WHAT THE EXERCISE ASKS | Make an exact copy of each entry, leaving out every picture.

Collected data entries

◇ ◇ ◇

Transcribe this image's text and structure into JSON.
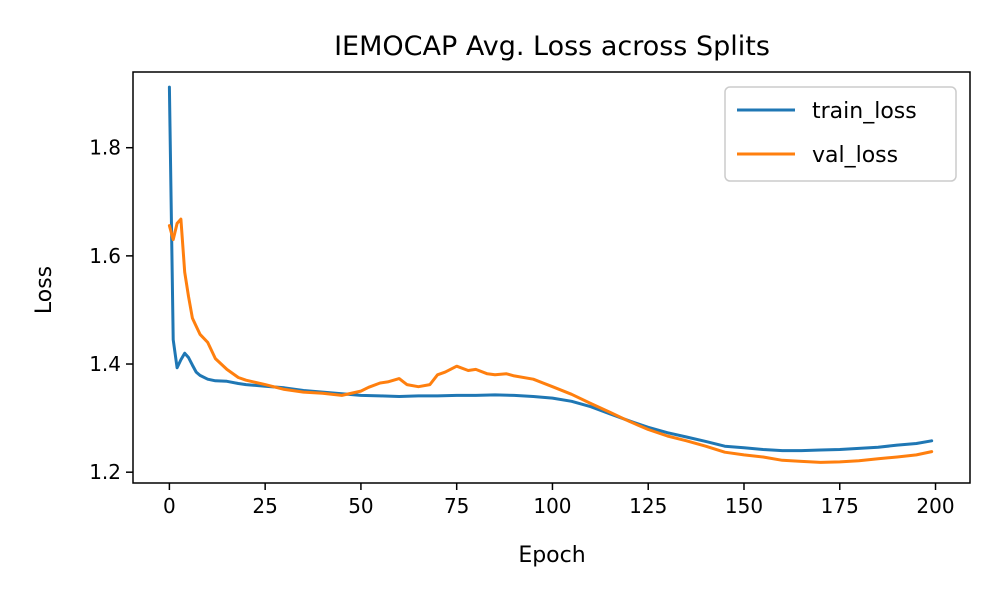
{
  "chart_data": {
    "type": "line",
    "title": "IEMOCAP Avg. Loss across Splits",
    "xlabel": "Epoch",
    "ylabel": "Loss",
    "xlim": [
      -9.5,
      209
    ],
    "ylim": [
      1.18,
      1.94
    ],
    "xticks": [
      0,
      25,
      50,
      75,
      100,
      125,
      150,
      175,
      200
    ],
    "yticks": [
      1.2,
      1.4,
      1.6,
      1.8
    ],
    "ytick_labels": [
      "1.2",
      "1.4",
      "1.6",
      "1.8"
    ],
    "grid": false,
    "legend_position": "top-right",
    "series": [
      {
        "name": "train_loss",
        "color": "#1f77b4",
        "x": [
          0,
          1,
          2,
          3,
          4,
          5,
          6,
          7,
          8,
          10,
          12,
          15,
          18,
          20,
          25,
          30,
          35,
          40,
          45,
          50,
          55,
          60,
          65,
          70,
          75,
          80,
          85,
          90,
          95,
          100,
          105,
          110,
          115,
          120,
          125,
          130,
          135,
          140,
          145,
          150,
          155,
          160,
          165,
          170,
          175,
          180,
          185,
          190,
          195,
          199
        ],
        "y": [
          1.912,
          1.445,
          1.393,
          1.408,
          1.42,
          1.412,
          1.398,
          1.385,
          1.379,
          1.372,
          1.369,
          1.368,
          1.364,
          1.362,
          1.359,
          1.356,
          1.351,
          1.348,
          1.345,
          1.342,
          1.341,
          1.34,
          1.341,
          1.341,
          1.342,
          1.342,
          1.343,
          1.342,
          1.34,
          1.337,
          1.331,
          1.321,
          1.308,
          1.295,
          1.283,
          1.273,
          1.265,
          1.257,
          1.248,
          1.245,
          1.242,
          1.24,
          1.24,
          1.241,
          1.242,
          1.244,
          1.246,
          1.25,
          1.253,
          1.258
        ]
      },
      {
        "name": "val_loss",
        "color": "#ff7f0e",
        "x": [
          0,
          1,
          2,
          3,
          4,
          5,
          6,
          7,
          8,
          10,
          12,
          15,
          18,
          20,
          25,
          30,
          35,
          40,
          45,
          50,
          52,
          55,
          57,
          60,
          62,
          65,
          68,
          70,
          72,
          75,
          78,
          80,
          83,
          85,
          88,
          90,
          95,
          100,
          105,
          110,
          115,
          120,
          125,
          130,
          135,
          140,
          145,
          150,
          155,
          160,
          165,
          170,
          175,
          180,
          185,
          190,
          195,
          199
        ],
        "y": [
          1.656,
          1.63,
          1.66,
          1.668,
          1.57,
          1.525,
          1.485,
          1.47,
          1.455,
          1.44,
          1.41,
          1.39,
          1.375,
          1.37,
          1.362,
          1.353,
          1.348,
          1.346,
          1.342,
          1.35,
          1.357,
          1.365,
          1.367,
          1.373,
          1.362,
          1.358,
          1.362,
          1.38,
          1.385,
          1.396,
          1.388,
          1.39,
          1.382,
          1.38,
          1.382,
          1.378,
          1.372,
          1.358,
          1.344,
          1.327,
          1.311,
          1.294,
          1.279,
          1.267,
          1.258,
          1.248,
          1.237,
          1.232,
          1.228,
          1.222,
          1.22,
          1.218,
          1.219,
          1.221,
          1.225,
          1.228,
          1.232,
          1.238
        ]
      }
    ]
  }
}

◇ ◇ ◇

ANSWER FOR THIS EXERCISE |
Transcribe this image's text and structure into JSON.
{
  "chart_data": {
    "type": "line",
    "title": "IEMOCAP Avg. Loss across Splits",
    "xlabel": "Epoch",
    "ylabel": "Loss",
    "xlim": [
      -9.5,
      209
    ],
    "ylim": [
      1.18,
      1.94
    ],
    "xticks": [
      0,
      25,
      50,
      75,
      100,
      125,
      150,
      175,
      200
    ],
    "yticks": [
      1.2,
      1.4,
      1.6,
      1.8
    ],
    "ytick_labels": [
      "1.2",
      "1.4",
      "1.6",
      "1.8"
    ],
    "grid": false,
    "legend_position": "top-right",
    "series": [
      {
        "name": "train_loss",
        "color": "#1f77b4",
        "x": [
          0,
          1,
          2,
          3,
          4,
          5,
          6,
          7,
          8,
          10,
          12,
          15,
          18,
          20,
          25,
          30,
          35,
          40,
          45,
          50,
          55,
          60,
          65,
          70,
          75,
          80,
          85,
          90,
          95,
          100,
          105,
          110,
          115,
          120,
          125,
          130,
          135,
          140,
          145,
          150,
          155,
          160,
          165,
          170,
          175,
          180,
          185,
          190,
          195,
          199
        ],
        "y": [
          1.912,
          1.445,
          1.393,
          1.408,
          1.42,
          1.412,
          1.398,
          1.385,
          1.379,
          1.372,
          1.369,
          1.368,
          1.364,
          1.362,
          1.359,
          1.356,
          1.351,
          1.348,
          1.345,
          1.342,
          1.341,
          1.34,
          1.341,
          1.341,
          1.342,
          1.342,
          1.343,
          1.342,
          1.34,
          1.337,
          1.331,
          1.321,
          1.308,
          1.295,
          1.283,
          1.273,
          1.265,
          1.257,
          1.248,
          1.245,
          1.242,
          1.24,
          1.24,
          1.241,
          1.242,
          1.244,
          1.246,
          1.25,
          1.253,
          1.258
        ]
      },
      {
        "name": "val_loss",
        "color": "#ff7f0e",
        "x": [
          0,
          1,
          2,
          3,
          4,
          5,
          6,
          7,
          8,
          10,
          12,
          15,
          18,
          20,
          25,
          30,
          35,
          40,
          45,
          50,
          52,
          55,
          57,
          60,
          62,
          65,
          68,
          70,
          72,
          75,
          78,
          80,
          83,
          85,
          88,
          90,
          95,
          100,
          105,
          110,
          115,
          120,
          125,
          130,
          135,
          140,
          145,
          150,
          155,
          160,
          165,
          170,
          175,
          180,
          185,
          190,
          195,
          199
        ],
        "y": [
          1.656,
          1.63,
          1.66,
          1.668,
          1.57,
          1.525,
          1.485,
          1.47,
          1.455,
          1.44,
          1.41,
          1.39,
          1.375,
          1.37,
          1.362,
          1.353,
          1.348,
          1.346,
          1.342,
          1.35,
          1.357,
          1.365,
          1.367,
          1.373,
          1.362,
          1.358,
          1.362,
          1.38,
          1.385,
          1.396,
          1.388,
          1.39,
          1.382,
          1.38,
          1.382,
          1.378,
          1.372,
          1.358,
          1.344,
          1.327,
          1.311,
          1.294,
          1.279,
          1.267,
          1.258,
          1.248,
          1.237,
          1.232,
          1.228,
          1.222,
          1.22,
          1.218,
          1.219,
          1.221,
          1.225,
          1.228,
          1.232,
          1.238
        ]
      }
    ]
  }
}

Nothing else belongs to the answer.